YOUR OBJECTIVE
Reproduce all the entries precisely.

SUPPLIED MATERIAL
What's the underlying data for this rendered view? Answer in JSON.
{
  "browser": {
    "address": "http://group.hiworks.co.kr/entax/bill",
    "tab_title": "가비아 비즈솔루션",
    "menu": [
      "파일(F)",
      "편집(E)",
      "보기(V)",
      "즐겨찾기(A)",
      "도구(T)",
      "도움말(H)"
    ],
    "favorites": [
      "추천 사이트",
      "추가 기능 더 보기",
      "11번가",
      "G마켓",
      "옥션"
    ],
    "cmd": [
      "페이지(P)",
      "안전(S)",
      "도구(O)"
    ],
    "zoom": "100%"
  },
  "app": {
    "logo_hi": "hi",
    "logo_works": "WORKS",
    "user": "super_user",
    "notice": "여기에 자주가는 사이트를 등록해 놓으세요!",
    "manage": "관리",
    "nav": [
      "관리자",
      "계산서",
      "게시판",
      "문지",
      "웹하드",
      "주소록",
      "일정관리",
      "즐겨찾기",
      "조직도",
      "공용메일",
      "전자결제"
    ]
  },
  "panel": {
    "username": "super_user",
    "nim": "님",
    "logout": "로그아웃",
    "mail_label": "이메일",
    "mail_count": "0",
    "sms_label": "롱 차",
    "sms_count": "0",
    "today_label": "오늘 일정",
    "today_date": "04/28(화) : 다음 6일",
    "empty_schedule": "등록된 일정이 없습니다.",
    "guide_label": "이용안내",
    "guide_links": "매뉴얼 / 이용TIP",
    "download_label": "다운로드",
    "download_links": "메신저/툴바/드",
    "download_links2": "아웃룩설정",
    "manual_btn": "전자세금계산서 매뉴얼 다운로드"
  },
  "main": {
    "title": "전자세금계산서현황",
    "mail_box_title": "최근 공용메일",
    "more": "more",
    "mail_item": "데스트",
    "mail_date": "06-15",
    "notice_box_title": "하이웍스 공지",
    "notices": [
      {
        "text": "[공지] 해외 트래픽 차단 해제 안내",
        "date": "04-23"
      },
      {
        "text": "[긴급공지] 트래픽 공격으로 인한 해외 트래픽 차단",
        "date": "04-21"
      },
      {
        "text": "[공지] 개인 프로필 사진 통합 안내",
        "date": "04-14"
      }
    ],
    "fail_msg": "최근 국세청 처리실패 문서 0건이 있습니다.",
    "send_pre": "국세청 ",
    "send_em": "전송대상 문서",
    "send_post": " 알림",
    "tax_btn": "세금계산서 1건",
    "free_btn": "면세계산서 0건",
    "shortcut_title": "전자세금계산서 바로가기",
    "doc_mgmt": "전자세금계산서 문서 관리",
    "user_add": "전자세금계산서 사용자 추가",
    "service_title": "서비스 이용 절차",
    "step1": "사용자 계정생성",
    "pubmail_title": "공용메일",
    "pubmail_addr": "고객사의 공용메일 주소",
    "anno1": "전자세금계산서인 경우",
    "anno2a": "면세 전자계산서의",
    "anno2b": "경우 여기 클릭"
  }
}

WRITTEN REPLY
What's the underlying data for this rendered view? Answer in JSON.
{
  "browser": {
    "address": "http://group.hiworks.co.kr/entax/bill",
    "tab_title": "가비아 비즈솔루션",
    "menu": [
      "파일(F)",
      "편집(E)",
      "보기(V)",
      "즐겨찾기(A)",
      "도구(T)",
      "도움말(H)"
    ],
    "favorites": [
      "추천 사이트",
      "추가 기능 더 보기",
      "11번가",
      "G마켓",
      "옥션"
    ],
    "cmd": [
      "페이지(P)",
      "안전(S)",
      "도구(O)"
    ],
    "zoom": "100%"
  },
  "app": {
    "logo_hi": "hi",
    "logo_works": "WORKS",
    "user": "super_user",
    "notice": "여기에 자주가는 사이트를 등록해 놓으세요!",
    "manage": "관리",
    "nav": [
      "관리자",
      "계산서",
      "게시판",
      "문지",
      "웹하드",
      "주소록",
      "일정관리",
      "즐겨찾기",
      "조직도",
      "공용메일",
      "전자결제"
    ]
  },
  "panel": {
    "username": "super_user",
    "nim": "님",
    "logout": "로그아웃",
    "mail_label": "이메일",
    "mail_count": "0",
    "sms_label": "롱 차",
    "sms_count": "0",
    "today_label": "오늘 일정",
    "today_date": "04/28(화) : 다음 6일",
    "empty_schedule": "등록된 일정이 없습니다.",
    "guide_label": "이용안내",
    "guide_links": "매뉴얼 / 이용TIP",
    "download_label": "다운로드",
    "download_links": "메신저/툴바/드",
    "download_links2": "아웃룩설정",
    "manual_btn": "전자세금계산서 매뉴얼 다운로드"
  },
  "main": {
    "title": "전자세금계산서현황",
    "mail_box_title": "최근 공용메일",
    "more": "more",
    "mail_item": "데스트",
    "mail_date": "06-15",
    "notice_box_title": "하이웍스 공지",
    "notices": [
      {
        "text": "[공지] 해외 트래픽 차단 해제 안내",
        "date": "04-23"
      },
      {
        "text": "[긴급공지] 트래픽 공격으로 인한 해외 트래픽 차단",
        "date": "04-21"
      },
      {
        "text": "[공지] 개인 프로필 사진 통합 안내",
        "date": "04-14"
      }
    ],
    "fail_msg": "최근 국세청 처리실패 문서 0건이 있습니다.",
    "send_pre": "국세청 ",
    "send_em": "전송대상 문서",
    "send_post": " 알림",
    "tax_btn": "세금계산서 1건",
    "free_btn": "면세계산서 0건",
    "shortcut_title": "전자세금계산서 바로가기",
    "doc_mgmt": "전자세금계산서 문서 관리",
    "user_add": "전자세금계산서 사용자 추가",
    "service_title": "서비스 이용 절차",
    "step1": "사용자 계정생성",
    "pubmail_title": "공용메일",
    "pubmail_addr": "고객사의 공용메일 주소",
    "anno1": "전자세금계산서인 경우",
    "anno2a": "면세 전자계산서의",
    "anno2b": "경우 여기 클릭"
  }
}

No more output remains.